(EXERCISE PROMPT): An exact copy of all the data is required, with pictures left out.

(DATA EXCERPTS):
(begin)

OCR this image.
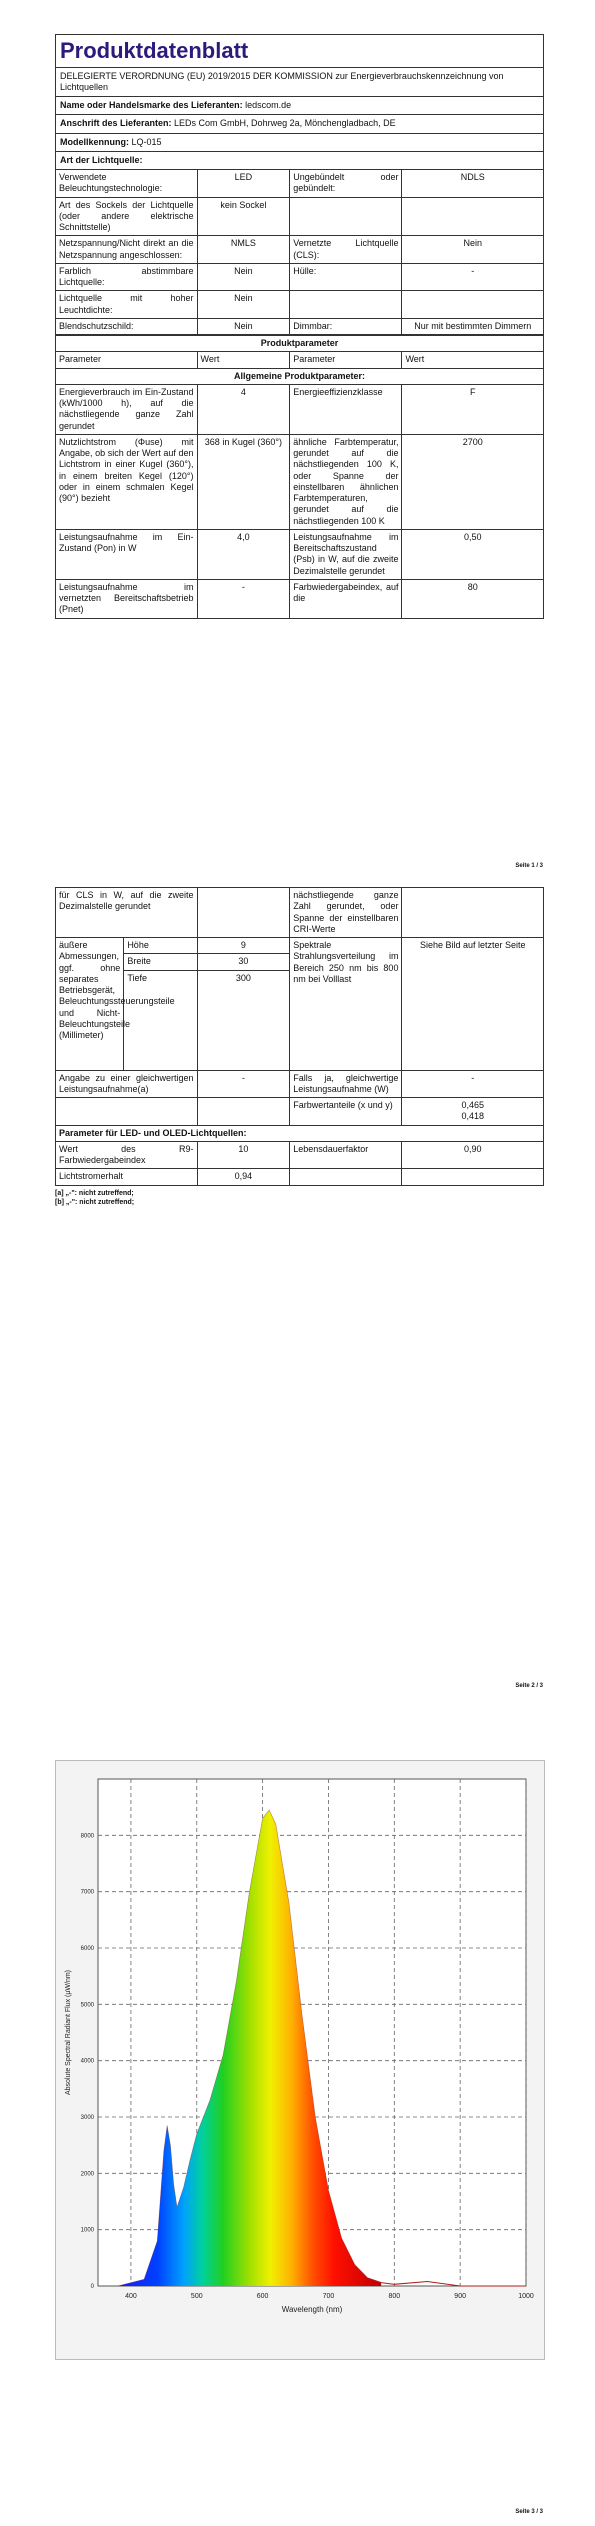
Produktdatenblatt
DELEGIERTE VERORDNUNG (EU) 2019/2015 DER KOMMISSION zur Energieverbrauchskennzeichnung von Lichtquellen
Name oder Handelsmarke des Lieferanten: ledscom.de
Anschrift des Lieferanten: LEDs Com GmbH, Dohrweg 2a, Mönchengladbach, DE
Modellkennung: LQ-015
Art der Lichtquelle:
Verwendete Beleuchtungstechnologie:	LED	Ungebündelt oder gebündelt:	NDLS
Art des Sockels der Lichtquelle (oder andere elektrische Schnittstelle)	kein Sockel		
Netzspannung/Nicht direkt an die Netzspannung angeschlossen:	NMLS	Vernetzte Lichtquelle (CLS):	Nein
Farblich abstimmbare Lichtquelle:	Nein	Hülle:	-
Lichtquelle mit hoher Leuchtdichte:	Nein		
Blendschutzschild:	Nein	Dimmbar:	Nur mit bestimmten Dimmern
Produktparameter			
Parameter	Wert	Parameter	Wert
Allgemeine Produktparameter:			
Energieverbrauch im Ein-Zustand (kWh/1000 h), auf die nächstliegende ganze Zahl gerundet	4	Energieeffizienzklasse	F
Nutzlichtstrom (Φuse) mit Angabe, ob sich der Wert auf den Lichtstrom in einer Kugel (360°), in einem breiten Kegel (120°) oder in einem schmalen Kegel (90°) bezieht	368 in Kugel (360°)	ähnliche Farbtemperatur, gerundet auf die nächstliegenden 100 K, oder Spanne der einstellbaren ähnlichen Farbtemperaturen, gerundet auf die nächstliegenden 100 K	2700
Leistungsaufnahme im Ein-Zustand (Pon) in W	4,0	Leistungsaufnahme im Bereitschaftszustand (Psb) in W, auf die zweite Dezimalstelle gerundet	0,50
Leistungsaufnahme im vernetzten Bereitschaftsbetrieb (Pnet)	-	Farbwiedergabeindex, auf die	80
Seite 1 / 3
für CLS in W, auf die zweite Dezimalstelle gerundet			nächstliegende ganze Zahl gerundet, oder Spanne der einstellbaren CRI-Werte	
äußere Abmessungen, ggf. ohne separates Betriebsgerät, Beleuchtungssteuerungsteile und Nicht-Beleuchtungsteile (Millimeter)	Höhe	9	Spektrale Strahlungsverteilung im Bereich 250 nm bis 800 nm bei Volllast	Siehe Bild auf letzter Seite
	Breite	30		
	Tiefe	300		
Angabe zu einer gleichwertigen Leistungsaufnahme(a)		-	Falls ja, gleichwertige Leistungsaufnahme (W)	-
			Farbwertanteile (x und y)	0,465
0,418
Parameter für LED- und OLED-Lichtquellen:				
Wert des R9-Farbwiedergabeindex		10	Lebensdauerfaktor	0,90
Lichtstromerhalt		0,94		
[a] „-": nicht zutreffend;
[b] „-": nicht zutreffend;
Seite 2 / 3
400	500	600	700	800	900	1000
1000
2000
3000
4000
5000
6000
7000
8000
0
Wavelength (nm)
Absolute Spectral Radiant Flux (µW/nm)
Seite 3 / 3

(end)

(TASK SOLUTION):
OCR this image.
Produktdatenblatt
DELEGIERTE VERORDNUNG (EU) 2019/2015 DER KOMMISSION zur Energieverbrauchskennzeichnung von Lichtquellen
Name oder Handelsmarke des Lieferanten: ledscom.de
Anschrift des Lieferanten: LEDs Com GmbH, Dohrweg 2a, Mönchengladbach, DE
Modellkennung: LQ-015
Art der Lichtquelle:
Verwendete Beleuchtungstechnologie:	LED	Ungebündelt oder gebündelt:	NDLS
Art des Sockels der Lichtquelle (oder andere elektrische Schnittstelle)	kein Sockel		
Netzspannung/Nicht direkt an die Netzspannung angeschlossen:	NMLS	Vernetzte Lichtquelle (CLS):	Nein
Farblich abstimmbare Lichtquelle:	Nein	Hülle:	-
Lichtquelle mit hoher Leuchtdichte:	Nein		
Blendschutzschild:	Nein	Dimmbar:	Nur mit bestimmten Dimmern
Produktparameter			
Parameter	Wert	Parameter	Wert
Allgemeine Produktparameter:			
Energieverbrauch im Ein-Zustand (kWh/1000 h), auf die nächstliegende ganze Zahl gerundet	4	Energieeffizienzklasse	F
Nutzlichtstrom (Φuse) mit Angabe, ob sich der Wert auf den Lichtstrom in einer Kugel (360°), in einem breiten Kegel (120°) oder in einem schmalen Kegel (90°) bezieht	368 in Kugel (360°)	ähnliche Farbtemperatur, gerundet auf die nächstliegenden 100 K, oder Spanne der einstellbaren ähnlichen Farbtemperaturen, gerundet auf die nächstliegenden 100 K	2700
Leistungsaufnahme im Ein-Zustand (Pon) in W	4,0	Leistungsaufnahme im Bereitschaftszustand (Psb) in W, auf die zweite Dezimalstelle gerundet	0,50
Leistungsaufnahme im vernetzten Bereitschaftsbetrieb (Pnet)	-	Farbwiedergabeindex, auf die	80
Seite 1 / 3
für CLS in W, auf die zweite Dezimalstelle gerundet			nächstliegende ganze Zahl gerundet, oder Spanne der einstellbaren CRI-Werte	
äußere Abmessungen, ggf. ohne separates Betriebsgerät, Beleuchtungssteuerungsteile und Nicht-Beleuchtungsteile (Millimeter)	Höhe	9	Spektrale Strahlungsverteilung im Bereich 250 nm bis 800 nm bei Volllast	Siehe Bild auf letzter Seite
	Breite	30		
	Tiefe	300		
Angabe zu einer gleichwertigen Leistungsaufnahme(a)		-	Falls ja, gleichwertige Leistungsaufnahme (W)	-
			Farbwertanteile (x und y)	0,465
0,418
Parameter für LED- und OLED-Lichtquellen:				
Wert des R9-Farbwiedergabeindex		10	Lebensdauerfaktor	0,90
Lichtstromerhalt		0,94		
[a] „-": nicht zutreffend;
[b] „-": nicht zutreffend;
Seite 2 / 3
400	500	600	700	800	900	1000
1000
2000
3000
4000
5000
6000
7000
8000
0
Wavelength (nm)
Absolute Spectral Radiant Flux (µW/nm)
Seite 3 / 3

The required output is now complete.